Using the information
- A) In the post about discovering a bald spot, how big was the round patch of bare skin?
- B) Write the next few paragraphs of the bald-spot post, starting right after its final line.

Excerpt provided
/---
READER WARNING: Content and photos in this post may be considered graphic by some individuals.
I remember the day, April 9, 2012.
I had spent the last 10 months to the day wedding planning. The excitement was both thrilling and overwhelming while trying to balance a full-time job and planning what everyone believes to be one of the biggest days in your life.
I woke up just like any other morning to go to work. I followed the normal, day-to-day routine. I showered. I dressed myself in a collared shirt and slacks. I put on make up. I brushed my wet hair.
My hair wasn’t laying right. I mean, I have strange hair that does its own thing, so I just needed to tousle it so it would not look like a cowlick. And then I noticed it.
…A round showing of skin about the size of a quarter on top of my head
I thought I had brushed my head too hard and pulled some hairs out. No clumps in the brush. I thought there might have been gum, or a huge tangle, or a culprit that pulled it out. No clumps on the ground.
There wasn’t anything wrong with me, right? Do I have cancer? Did I roll on it in my sleep and yank it out? No clumps in the bed. Did I accidentally and sleepily run my razor on my head during my shower? No clumps in the shower.
It didn’t hurt. It was straight bald. There were not the usual prickles of hair that had been broken off or shaved.
With tears in my eyes, I told my fiance. He told me not to worry. He was probably right.
How do you get a bald spot in the middle of your head? I brushed my hair back and pulled it in a ponytail at the back of my head, covering the spot.
It was nothing, right? I went through every scenario on my way to work like a typical hypochondriac. I wasn’t crazy, right? I touched my head. Yep, it’s still there.
\---
Provided material
/---
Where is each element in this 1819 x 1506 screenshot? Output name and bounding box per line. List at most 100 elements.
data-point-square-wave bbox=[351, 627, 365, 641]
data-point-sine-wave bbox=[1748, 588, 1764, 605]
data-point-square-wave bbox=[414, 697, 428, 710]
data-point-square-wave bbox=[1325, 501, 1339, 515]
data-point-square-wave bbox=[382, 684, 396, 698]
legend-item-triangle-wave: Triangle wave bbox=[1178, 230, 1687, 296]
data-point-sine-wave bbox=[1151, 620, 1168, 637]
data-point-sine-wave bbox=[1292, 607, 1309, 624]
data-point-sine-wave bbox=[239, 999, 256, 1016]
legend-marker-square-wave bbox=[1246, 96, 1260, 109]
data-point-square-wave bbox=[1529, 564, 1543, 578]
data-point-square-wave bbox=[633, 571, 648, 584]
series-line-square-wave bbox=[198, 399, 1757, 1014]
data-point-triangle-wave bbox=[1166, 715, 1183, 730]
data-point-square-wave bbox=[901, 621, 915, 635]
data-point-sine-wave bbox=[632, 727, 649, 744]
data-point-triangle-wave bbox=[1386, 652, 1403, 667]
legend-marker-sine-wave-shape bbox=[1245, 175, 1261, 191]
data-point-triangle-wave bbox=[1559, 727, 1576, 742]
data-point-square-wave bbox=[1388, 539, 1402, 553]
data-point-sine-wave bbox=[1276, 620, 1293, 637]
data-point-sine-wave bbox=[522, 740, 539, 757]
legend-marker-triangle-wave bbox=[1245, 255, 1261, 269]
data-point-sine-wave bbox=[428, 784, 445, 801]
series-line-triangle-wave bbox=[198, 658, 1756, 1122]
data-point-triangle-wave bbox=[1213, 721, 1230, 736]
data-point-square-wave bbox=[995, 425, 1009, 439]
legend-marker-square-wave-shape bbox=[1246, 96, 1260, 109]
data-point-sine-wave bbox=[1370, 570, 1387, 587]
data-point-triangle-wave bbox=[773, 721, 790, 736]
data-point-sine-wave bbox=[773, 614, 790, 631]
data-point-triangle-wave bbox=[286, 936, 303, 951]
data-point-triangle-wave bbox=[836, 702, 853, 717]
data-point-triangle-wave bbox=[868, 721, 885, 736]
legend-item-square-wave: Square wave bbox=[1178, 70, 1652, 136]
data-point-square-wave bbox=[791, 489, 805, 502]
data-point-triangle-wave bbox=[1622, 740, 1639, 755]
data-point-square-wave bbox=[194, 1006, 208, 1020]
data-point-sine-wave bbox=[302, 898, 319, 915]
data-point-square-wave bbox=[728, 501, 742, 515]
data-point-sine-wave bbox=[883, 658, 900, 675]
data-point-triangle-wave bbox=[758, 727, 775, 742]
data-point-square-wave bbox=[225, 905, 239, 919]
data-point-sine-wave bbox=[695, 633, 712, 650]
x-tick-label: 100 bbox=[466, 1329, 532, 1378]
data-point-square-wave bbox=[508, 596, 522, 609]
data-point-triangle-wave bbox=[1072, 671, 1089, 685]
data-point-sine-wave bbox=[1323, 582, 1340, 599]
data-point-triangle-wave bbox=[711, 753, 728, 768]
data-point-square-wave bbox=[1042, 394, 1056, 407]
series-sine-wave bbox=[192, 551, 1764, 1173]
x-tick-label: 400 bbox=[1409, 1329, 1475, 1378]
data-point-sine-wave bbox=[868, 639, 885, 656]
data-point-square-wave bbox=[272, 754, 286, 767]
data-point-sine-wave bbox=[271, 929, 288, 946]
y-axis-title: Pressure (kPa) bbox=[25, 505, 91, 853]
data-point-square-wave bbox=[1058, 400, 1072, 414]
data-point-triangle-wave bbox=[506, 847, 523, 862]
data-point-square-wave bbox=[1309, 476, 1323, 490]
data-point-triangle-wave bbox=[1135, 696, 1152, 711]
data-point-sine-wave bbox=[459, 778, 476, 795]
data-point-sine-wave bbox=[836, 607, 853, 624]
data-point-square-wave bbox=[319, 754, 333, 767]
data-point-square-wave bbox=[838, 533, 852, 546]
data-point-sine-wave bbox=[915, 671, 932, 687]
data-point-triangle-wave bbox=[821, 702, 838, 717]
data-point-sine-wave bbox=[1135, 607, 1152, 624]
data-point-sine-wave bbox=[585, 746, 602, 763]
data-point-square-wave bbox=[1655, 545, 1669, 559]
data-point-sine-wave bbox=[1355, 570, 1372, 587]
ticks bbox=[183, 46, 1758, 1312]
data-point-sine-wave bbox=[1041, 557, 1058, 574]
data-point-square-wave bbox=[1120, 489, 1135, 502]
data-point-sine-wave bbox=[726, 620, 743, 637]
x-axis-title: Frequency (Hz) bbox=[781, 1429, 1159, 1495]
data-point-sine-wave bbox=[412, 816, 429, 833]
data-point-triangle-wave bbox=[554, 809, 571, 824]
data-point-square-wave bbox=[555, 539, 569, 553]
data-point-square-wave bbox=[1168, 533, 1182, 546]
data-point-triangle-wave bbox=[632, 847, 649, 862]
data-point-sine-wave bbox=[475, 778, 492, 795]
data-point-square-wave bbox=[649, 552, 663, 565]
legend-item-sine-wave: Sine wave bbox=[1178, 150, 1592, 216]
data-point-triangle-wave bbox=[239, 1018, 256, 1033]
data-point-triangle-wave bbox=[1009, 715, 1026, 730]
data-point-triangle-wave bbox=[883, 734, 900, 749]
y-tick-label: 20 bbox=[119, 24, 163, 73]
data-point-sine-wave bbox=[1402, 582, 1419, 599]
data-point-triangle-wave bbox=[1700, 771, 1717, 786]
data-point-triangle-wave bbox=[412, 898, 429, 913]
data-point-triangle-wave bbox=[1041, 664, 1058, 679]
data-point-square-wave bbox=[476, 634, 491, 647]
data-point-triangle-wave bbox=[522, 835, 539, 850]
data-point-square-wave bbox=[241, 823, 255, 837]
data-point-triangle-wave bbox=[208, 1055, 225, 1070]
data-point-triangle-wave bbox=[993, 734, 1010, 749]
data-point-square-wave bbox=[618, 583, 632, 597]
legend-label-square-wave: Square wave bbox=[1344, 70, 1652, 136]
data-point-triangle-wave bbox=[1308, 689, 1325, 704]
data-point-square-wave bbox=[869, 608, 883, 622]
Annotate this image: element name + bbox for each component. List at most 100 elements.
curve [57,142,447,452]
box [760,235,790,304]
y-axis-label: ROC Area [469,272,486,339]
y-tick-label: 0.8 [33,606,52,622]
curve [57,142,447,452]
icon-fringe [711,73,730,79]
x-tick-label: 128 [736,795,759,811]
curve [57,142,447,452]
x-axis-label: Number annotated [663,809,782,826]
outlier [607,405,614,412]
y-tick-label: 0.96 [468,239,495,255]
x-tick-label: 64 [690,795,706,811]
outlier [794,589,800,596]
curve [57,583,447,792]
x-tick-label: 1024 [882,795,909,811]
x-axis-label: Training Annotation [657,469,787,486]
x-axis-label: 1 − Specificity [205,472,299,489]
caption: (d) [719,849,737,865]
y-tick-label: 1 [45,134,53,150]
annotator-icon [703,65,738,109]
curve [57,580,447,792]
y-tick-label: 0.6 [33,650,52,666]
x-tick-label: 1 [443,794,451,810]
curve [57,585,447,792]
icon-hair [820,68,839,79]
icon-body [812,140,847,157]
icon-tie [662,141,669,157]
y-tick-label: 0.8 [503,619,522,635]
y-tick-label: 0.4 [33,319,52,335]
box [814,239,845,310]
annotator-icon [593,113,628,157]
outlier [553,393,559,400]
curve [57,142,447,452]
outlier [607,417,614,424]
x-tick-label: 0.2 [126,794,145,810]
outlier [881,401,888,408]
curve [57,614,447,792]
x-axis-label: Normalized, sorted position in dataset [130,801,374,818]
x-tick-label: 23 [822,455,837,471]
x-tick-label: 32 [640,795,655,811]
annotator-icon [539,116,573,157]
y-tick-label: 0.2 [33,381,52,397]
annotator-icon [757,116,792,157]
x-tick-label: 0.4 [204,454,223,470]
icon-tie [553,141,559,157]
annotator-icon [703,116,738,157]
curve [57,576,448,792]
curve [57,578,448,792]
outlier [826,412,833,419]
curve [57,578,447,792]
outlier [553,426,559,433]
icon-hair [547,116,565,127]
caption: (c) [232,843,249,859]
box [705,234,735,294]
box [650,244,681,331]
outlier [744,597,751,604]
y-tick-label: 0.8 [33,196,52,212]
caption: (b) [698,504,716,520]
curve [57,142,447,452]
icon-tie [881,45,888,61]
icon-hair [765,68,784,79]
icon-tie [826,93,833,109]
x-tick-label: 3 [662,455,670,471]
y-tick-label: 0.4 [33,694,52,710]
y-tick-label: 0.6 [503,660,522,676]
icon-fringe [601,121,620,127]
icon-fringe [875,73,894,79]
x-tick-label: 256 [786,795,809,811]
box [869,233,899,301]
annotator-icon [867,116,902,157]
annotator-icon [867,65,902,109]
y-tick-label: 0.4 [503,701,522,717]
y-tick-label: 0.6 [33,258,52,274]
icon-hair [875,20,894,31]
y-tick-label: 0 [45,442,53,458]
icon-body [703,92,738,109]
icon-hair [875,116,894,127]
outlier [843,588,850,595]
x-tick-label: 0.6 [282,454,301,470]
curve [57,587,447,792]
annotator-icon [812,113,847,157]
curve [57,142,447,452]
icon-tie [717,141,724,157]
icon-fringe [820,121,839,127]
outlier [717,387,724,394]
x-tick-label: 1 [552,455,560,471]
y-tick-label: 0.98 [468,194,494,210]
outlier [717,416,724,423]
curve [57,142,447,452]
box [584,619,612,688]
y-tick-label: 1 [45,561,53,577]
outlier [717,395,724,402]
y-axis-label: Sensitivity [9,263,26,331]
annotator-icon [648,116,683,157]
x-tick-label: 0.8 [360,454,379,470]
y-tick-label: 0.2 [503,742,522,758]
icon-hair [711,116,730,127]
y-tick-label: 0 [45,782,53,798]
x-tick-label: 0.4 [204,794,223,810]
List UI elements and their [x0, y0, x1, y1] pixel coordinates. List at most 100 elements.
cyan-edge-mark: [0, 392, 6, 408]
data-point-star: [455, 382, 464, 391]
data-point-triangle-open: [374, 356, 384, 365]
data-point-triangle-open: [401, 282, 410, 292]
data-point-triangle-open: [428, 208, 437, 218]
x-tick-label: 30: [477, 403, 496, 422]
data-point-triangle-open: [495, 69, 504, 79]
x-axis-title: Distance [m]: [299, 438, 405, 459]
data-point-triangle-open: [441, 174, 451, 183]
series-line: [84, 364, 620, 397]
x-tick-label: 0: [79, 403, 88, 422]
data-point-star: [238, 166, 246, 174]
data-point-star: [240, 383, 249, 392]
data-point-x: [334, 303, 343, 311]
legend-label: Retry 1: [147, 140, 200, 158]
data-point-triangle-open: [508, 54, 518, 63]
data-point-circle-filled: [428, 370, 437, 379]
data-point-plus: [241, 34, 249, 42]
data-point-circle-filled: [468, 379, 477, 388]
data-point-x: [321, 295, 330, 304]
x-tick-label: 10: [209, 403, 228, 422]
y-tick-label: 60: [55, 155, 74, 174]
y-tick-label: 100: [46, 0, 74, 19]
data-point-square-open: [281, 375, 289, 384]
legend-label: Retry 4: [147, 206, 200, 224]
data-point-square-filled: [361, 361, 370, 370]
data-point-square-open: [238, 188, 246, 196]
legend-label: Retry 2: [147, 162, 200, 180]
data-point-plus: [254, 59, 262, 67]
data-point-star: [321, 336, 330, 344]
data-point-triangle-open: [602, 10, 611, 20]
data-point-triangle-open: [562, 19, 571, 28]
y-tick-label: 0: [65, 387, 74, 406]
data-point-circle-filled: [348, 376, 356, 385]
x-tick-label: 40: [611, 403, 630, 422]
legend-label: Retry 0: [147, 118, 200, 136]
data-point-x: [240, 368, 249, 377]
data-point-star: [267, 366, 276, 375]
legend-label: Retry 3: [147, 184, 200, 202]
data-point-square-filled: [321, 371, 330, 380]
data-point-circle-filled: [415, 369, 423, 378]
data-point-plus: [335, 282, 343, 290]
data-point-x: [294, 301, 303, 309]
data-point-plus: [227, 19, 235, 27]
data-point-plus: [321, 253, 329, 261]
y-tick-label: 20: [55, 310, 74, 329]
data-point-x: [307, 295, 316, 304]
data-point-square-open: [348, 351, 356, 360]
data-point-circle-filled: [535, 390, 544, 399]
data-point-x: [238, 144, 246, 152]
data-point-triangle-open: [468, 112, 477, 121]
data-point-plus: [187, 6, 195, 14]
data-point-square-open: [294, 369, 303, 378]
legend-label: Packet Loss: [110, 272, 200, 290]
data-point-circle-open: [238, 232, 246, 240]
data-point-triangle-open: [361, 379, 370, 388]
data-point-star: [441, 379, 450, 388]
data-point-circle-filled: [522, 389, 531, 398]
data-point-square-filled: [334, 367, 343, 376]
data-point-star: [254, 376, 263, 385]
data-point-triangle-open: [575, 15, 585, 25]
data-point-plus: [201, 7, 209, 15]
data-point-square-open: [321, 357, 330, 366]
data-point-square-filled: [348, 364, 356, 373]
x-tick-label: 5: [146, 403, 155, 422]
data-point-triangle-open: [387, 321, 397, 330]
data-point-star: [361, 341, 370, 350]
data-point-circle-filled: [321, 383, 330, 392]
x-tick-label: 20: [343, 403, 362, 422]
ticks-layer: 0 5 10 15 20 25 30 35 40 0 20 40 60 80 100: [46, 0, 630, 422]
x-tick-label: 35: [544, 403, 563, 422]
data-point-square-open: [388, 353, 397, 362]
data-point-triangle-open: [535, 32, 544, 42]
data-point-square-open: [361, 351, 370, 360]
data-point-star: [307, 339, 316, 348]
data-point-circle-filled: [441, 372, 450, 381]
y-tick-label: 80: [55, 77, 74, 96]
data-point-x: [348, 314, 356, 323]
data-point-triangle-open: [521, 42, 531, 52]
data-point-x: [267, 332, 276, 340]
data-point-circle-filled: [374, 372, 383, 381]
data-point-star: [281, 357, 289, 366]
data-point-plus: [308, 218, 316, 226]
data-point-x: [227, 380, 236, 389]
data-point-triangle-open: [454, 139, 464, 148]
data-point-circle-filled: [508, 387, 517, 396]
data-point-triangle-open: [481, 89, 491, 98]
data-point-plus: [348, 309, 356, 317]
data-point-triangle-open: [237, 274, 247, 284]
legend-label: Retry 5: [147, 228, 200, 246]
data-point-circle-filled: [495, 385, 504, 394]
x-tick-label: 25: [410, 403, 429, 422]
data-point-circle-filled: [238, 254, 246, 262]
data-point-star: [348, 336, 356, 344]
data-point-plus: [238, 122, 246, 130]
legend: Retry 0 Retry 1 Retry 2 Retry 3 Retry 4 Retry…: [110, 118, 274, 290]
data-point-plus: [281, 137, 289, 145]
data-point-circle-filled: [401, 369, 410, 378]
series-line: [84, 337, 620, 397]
\---
Responses by item number
- A) It was about the size of a quarter.

- B)
When I arrived at work, I’m pretty sure I told everyone out of shock and paranoia that someone might notice it. I mean, it was a bald spot in the middle of my head that anyone would notice if my hair slipped away from it.
What in the world could this be? During my lunch break I took the above picture. I sent it to my dad in a text message saying,”I guess I got a bald spot lol.” But in reality, I was afraid.
I couldn’t tell the difference between laughing about it and crying. I didn’t know whether to laugh or cry.
I couldn’t stay off of Web MD at work. If you’ve ever been on the website, you probably know exactly what it pulled up when I searched random bald spot. EVERYTHING!
Researching didn’t help. I couldn’t find comfort in myself. I struggled to find comfort in everyone else’s opinions and thoughts.
“Go to the doctor,” they said. “It’s probably wedding stress,” they said. I couldn’t decide what to do.
So I did nothing.
It hurt my heart. With a smile on my face I laughed about it, but on the inside I struggled to hold back the tears. What happened? What did I do? Was it the shampoo? Was it something I ate? Did it just fall out?
My wedding was in five months. This would be fixed, right? This is all just a dream, right?
I couldn’t sleep that next night. I contemplated what I should do.